Given problem
Search the entries for the word "yahoo" and pull out each line that has it.

[Extracted data entries]
_ _ _

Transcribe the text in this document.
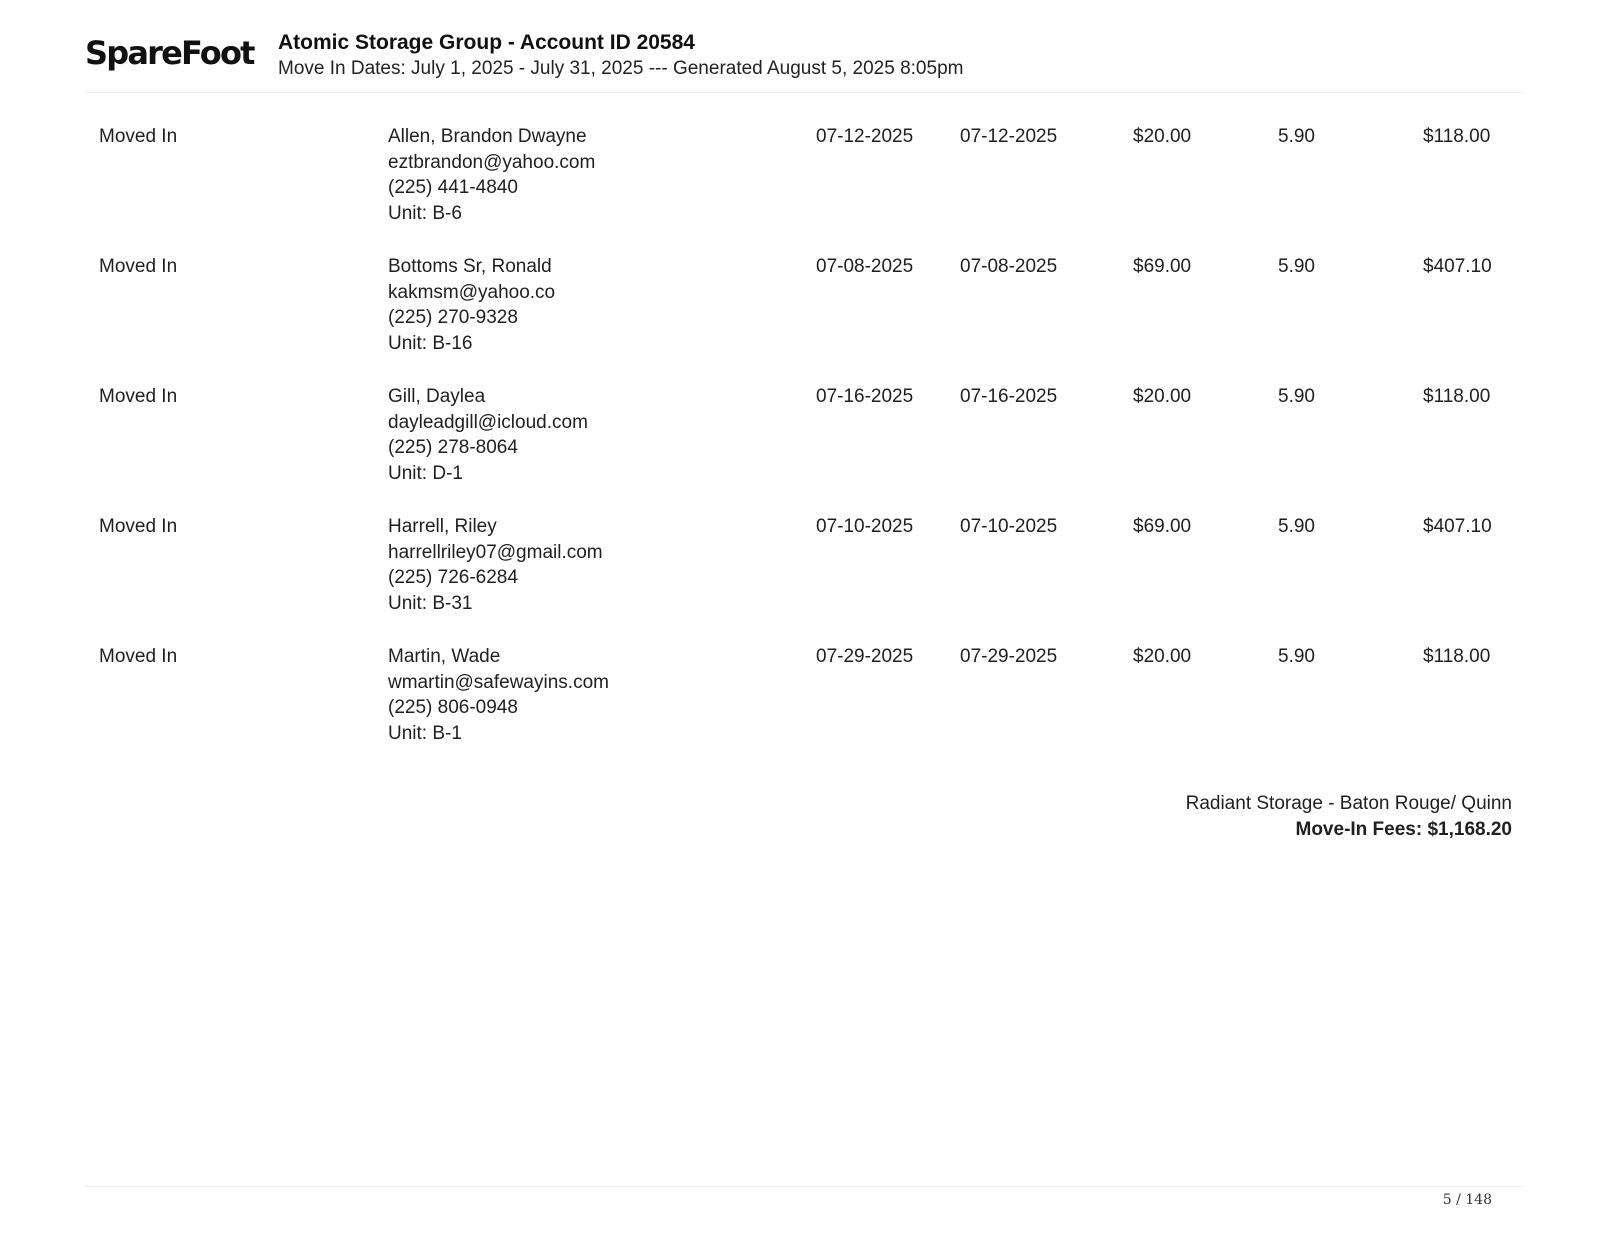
SpareFoot Atomic Storage Group - Account ID 20584
Move In Dates: July 1, 2025 - July 31, 2025 --- Generated August 5, 2025 8:05pm
Moved In	Allen, Brandon Dwayne
eztbrandon@yahoo.com
(225) 441-4840
Unit: B-6
07-12-2025 07-12-2025	$20.00	5.90	$118.00
Moved In	Bottoms Sr, Ronald
kakmsm@yahoo.co
(225) 270-9328
Unit: B-16
07-08-2025 07-08-2025	$69.00	5.90	$407.10
Moved In	Gill, Daylea
dayleadgill@icloud.com
(225) 278-8064
Unit: D-1
07-16-2025 07-16-2025	$20.00	5.90	$118.00
Moved In	Harrell, Riley
harrellriley07@gmail.com
(225) 726-6284
Unit: B-31
07-10-2025 07-10-2025	$69.00	5.90	$407.10
Moved In	Martin, Wade
wmartin@safewayins.com
(225) 806-0948
Unit: B-1
07-29-2025 07-29-2025	$20.00	5.90	$118.00
Radiant Storage - Baton Rouge/ Quinn
Move-In Fees: $1,168.20
5 / 148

_ _ _

Solution for this problem
eztbrandon@yahoo.com
kakmsm@yahoo.co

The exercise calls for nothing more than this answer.